## Work to do
Where a line below holds the string "Ihrer", copy that line.

============

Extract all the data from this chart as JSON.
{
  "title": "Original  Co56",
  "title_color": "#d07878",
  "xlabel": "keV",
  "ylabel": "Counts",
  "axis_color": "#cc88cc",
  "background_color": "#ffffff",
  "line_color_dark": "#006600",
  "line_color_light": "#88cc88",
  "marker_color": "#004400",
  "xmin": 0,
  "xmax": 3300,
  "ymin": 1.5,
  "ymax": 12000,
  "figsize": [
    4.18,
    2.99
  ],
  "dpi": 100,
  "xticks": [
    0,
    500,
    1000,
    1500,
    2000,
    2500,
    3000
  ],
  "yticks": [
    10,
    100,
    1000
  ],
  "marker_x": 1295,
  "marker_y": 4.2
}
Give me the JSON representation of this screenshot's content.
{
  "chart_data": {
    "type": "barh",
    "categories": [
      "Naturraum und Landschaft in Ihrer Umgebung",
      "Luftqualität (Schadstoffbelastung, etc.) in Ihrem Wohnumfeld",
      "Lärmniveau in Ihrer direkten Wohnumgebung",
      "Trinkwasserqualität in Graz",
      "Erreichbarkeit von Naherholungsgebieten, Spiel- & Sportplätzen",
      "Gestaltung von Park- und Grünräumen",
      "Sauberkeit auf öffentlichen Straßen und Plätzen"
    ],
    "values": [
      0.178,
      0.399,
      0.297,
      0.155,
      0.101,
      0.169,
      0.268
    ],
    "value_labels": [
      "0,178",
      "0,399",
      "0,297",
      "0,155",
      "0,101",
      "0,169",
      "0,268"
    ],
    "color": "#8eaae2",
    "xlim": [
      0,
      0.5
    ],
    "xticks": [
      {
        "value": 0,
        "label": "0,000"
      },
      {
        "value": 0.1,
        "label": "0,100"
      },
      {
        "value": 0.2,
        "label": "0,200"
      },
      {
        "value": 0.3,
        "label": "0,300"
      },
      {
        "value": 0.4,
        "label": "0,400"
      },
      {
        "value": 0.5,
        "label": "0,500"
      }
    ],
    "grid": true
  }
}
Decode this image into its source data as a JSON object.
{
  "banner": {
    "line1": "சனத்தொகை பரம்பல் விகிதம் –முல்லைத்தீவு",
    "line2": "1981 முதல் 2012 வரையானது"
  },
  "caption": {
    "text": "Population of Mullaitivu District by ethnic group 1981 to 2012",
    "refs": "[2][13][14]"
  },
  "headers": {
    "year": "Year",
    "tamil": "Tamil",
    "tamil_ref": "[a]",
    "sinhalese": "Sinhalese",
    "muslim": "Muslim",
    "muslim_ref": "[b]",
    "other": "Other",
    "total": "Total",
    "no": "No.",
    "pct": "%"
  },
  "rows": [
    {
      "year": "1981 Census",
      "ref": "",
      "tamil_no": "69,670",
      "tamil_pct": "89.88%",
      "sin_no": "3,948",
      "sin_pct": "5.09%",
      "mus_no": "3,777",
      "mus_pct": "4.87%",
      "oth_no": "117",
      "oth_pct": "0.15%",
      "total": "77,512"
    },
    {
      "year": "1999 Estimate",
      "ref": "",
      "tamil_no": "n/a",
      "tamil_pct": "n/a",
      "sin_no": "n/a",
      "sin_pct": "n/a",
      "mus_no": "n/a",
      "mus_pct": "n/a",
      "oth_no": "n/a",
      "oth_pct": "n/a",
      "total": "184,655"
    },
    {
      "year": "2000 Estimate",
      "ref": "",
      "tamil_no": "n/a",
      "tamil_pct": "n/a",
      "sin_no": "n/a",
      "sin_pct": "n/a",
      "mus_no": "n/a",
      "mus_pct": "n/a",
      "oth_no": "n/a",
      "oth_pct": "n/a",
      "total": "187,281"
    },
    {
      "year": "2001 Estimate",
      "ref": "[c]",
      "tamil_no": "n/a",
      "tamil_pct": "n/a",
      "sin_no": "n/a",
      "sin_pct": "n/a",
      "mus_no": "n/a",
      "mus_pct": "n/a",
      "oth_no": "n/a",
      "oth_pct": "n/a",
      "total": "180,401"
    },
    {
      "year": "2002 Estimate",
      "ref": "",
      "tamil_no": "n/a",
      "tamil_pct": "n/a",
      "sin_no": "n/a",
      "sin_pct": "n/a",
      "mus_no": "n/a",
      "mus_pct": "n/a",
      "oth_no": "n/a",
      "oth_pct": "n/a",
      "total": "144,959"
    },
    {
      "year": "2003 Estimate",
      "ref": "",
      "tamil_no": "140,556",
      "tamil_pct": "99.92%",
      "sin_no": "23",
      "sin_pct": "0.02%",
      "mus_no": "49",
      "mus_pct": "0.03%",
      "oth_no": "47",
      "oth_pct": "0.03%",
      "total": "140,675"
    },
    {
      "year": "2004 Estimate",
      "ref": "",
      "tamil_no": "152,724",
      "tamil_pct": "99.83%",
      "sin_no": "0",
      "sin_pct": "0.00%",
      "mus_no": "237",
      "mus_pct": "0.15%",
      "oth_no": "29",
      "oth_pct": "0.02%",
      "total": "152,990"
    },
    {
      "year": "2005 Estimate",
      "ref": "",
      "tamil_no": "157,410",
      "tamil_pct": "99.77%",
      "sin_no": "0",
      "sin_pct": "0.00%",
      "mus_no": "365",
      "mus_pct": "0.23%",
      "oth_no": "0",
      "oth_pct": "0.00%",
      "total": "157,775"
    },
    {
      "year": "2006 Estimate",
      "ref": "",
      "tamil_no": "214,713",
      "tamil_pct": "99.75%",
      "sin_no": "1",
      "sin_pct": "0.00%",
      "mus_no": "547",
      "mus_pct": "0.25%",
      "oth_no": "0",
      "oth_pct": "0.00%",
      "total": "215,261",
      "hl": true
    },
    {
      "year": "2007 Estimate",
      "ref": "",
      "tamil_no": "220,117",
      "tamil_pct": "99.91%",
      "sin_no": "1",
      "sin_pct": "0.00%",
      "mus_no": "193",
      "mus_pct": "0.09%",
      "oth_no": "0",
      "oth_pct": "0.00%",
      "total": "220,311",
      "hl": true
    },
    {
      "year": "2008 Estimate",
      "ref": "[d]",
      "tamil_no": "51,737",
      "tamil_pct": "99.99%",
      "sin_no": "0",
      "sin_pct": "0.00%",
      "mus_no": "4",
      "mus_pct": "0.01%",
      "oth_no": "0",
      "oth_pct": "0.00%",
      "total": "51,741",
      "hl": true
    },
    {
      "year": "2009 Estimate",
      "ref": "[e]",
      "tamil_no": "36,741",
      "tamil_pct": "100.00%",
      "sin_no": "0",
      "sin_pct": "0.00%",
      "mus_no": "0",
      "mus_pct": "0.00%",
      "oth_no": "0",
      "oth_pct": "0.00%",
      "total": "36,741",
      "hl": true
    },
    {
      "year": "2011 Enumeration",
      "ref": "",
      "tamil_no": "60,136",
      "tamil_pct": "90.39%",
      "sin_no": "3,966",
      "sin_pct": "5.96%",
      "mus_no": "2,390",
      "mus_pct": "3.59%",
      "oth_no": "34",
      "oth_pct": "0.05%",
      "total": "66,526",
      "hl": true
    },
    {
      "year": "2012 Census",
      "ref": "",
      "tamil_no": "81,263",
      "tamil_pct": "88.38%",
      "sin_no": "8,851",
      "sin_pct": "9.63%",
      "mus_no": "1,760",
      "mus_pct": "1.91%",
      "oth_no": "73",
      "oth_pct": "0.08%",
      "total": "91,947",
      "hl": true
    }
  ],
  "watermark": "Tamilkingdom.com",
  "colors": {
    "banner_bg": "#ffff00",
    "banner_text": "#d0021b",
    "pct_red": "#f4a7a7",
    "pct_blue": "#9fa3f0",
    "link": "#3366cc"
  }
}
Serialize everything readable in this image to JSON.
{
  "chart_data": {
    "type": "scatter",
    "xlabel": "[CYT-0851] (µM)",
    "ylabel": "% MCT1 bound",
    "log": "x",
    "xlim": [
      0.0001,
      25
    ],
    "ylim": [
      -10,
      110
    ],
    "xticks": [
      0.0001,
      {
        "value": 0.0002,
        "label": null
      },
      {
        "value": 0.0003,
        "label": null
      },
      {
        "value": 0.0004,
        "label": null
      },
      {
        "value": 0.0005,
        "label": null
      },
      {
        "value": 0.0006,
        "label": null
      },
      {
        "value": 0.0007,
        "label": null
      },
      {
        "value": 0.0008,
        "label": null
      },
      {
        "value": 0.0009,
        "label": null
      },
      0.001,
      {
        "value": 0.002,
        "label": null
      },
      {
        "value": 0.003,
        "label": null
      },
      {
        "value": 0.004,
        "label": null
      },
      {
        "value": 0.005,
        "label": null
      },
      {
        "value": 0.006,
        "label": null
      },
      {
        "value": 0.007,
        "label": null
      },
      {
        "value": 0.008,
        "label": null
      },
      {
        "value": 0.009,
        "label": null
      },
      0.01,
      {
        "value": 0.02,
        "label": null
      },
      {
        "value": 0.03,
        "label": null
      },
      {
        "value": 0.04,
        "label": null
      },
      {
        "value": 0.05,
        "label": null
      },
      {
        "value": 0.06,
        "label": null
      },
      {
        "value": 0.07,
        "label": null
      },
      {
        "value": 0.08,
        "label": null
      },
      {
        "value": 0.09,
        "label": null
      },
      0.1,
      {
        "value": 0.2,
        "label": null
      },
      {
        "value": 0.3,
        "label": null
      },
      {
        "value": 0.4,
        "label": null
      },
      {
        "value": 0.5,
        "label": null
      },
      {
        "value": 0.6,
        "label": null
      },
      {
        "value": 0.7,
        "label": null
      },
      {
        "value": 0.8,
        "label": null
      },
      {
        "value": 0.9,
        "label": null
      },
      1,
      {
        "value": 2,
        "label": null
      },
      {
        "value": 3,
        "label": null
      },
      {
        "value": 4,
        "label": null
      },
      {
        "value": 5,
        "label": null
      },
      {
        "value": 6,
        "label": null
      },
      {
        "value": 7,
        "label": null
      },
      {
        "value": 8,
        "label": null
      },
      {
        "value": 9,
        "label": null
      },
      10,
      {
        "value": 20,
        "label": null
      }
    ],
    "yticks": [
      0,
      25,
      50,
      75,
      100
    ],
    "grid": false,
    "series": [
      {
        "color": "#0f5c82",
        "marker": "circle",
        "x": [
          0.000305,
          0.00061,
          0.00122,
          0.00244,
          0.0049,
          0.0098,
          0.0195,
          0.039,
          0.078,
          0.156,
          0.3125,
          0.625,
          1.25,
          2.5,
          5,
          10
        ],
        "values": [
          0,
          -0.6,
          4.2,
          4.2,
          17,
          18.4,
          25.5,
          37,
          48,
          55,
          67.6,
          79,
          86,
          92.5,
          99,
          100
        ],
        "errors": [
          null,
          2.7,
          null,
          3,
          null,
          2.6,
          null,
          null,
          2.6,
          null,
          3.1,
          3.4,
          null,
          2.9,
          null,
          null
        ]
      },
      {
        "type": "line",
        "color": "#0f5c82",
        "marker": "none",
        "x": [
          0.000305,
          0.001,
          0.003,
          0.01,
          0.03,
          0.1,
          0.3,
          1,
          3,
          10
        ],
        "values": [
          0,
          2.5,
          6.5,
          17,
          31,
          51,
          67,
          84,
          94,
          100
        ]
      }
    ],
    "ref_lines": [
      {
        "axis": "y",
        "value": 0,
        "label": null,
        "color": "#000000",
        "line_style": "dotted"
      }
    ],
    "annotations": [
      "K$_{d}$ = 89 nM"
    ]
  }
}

============

## Solution for this exercise
      "Naturraum und Landschaft in Ihrer Umgebung",
      "Lärmniveau in Ihrer direkten Wohnumgebung",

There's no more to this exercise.